>> Begin TEXT EXTRACT

Most Hoosiers don’t realize what a rich tapestry of history and folklore our state is. In fact, most don’t realize that Irvington is arguably the most haunted location in the entire state, hidden in the folds of Indianapolis’ eastside just waiting to be discovered. History abounds in Irvington; its streets have been walked by many whose names should be familiar to all Hoosiers, ranging from several U.S. Presidents to famed artists, writers and social reformers. Irvington features stories and hauntings connected to John Dillinger, Butler College, Raggedy Ann, as well as America’s 1st serial killer, Dr. H.H. Holmes. I hope to bring you stories associated with many of these personages in these pages over the next several issues.
Irvington’s neighbor, Greenfield features little known stories about the ghost of Billy Kemmer, the victim of a tragic lynching, who now roams the stylish walking/jogging path in Greenfield known as the Pennsy Trail with bulging eyes and the remnant of the noose that took his life strung around his neck like some gruesome necktie. Ghostly wolves that haunt Riley Park, the demented spirit of the Hancock County Sheriff who haunts the old log jail, multiple murders on the courthouse lawn, as well as a jailbreak by America’s Public Enemy # 1 and his gang in 1936 put Greenfield in the national limelight during the depths of the Depression. Not to mention the ghost of Greenfield Poet James Whitcomb Riley, whose statue on the courthouse lawn reportedly comes alive and dances around its base on quiet autumn nights according to some witnesses. All of these stories and much more are just waiting to be discovered and I hope to share them with you in the coming months.

>> End TEXT EXTRACT

WRITTEN INSTRUCTION A: List everything the Irvington and Greenfield text names as connected to Irvington's stories and hauntings.
WRITTEN INSTRUCTION B: In the Irvington and Greenfield text, where does the ghost of Billy Kemmer roam?

>> Begin SUPPLIED DATA

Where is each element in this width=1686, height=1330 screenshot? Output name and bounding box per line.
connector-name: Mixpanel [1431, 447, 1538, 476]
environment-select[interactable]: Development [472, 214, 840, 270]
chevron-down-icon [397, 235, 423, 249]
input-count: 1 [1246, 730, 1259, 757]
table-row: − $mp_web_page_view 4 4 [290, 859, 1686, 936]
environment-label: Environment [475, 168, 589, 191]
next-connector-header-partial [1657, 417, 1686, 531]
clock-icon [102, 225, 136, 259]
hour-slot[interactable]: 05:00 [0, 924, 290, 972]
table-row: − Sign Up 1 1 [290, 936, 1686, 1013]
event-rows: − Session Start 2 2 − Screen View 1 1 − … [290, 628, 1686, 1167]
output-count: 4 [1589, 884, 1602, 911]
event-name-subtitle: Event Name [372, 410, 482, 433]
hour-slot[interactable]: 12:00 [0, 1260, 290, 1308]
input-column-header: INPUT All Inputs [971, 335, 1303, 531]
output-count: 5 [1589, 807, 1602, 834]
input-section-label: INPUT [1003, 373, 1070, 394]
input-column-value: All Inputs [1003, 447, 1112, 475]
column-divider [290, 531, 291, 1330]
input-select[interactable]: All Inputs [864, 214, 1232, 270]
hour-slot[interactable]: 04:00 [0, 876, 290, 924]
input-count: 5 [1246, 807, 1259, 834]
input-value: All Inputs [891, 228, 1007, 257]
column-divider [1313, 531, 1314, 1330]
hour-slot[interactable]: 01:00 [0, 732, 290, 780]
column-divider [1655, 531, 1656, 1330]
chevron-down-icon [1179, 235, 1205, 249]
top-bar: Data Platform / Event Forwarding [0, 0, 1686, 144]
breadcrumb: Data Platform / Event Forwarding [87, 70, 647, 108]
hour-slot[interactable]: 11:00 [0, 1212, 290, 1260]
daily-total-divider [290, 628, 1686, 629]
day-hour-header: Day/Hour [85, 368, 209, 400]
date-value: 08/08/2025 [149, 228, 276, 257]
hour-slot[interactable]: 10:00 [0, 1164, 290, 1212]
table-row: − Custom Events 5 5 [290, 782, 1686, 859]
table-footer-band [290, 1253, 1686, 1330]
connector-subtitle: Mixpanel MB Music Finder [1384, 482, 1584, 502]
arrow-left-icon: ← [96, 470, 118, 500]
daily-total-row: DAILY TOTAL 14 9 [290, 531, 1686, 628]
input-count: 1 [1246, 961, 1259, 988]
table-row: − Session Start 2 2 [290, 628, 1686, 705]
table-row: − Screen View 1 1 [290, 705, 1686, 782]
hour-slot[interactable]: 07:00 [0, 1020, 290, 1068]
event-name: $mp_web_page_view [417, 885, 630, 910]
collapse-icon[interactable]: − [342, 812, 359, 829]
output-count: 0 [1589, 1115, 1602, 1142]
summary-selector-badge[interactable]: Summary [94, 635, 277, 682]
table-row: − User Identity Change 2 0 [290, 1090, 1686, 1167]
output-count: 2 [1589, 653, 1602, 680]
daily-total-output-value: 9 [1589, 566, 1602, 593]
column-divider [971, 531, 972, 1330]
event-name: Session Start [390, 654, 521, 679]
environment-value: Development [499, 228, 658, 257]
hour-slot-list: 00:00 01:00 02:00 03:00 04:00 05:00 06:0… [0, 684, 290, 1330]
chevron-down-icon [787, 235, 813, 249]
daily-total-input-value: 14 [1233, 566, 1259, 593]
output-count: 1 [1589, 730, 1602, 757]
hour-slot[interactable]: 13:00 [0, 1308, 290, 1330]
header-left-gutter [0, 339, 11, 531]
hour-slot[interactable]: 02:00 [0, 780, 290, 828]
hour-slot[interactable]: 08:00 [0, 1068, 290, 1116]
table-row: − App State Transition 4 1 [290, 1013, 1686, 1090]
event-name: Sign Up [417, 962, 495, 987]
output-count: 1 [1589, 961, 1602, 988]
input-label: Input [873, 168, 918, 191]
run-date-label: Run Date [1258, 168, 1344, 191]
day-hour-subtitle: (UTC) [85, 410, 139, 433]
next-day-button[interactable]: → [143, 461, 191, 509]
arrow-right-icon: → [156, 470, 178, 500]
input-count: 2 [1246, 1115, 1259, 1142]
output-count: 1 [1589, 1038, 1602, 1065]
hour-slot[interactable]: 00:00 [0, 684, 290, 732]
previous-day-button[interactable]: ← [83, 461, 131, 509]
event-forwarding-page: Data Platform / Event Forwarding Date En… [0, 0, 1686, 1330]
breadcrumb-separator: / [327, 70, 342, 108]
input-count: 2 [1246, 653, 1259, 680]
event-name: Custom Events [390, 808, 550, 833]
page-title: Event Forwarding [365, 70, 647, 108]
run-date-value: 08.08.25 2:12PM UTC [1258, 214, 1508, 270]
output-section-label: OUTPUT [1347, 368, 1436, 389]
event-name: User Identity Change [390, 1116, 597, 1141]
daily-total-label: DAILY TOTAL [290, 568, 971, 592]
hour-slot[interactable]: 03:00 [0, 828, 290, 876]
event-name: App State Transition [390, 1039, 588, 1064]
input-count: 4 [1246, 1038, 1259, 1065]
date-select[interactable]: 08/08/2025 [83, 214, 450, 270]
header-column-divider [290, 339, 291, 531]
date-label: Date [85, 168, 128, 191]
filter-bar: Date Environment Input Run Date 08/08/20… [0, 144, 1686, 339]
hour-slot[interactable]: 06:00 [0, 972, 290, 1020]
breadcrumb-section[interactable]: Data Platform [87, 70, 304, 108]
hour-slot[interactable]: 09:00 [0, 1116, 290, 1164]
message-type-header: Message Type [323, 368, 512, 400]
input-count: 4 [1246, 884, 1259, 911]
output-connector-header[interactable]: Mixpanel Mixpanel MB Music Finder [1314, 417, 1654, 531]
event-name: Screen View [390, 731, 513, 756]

>> End SUPPLIED DATA

EXERCISE ANSWER A: John Dillinger, Butler College, Raggedy Ann, and Dr. H.H. Holmes

EXERCISE ANSWER B: The Pennsy Trail, a walking/jogging path in Greenfield.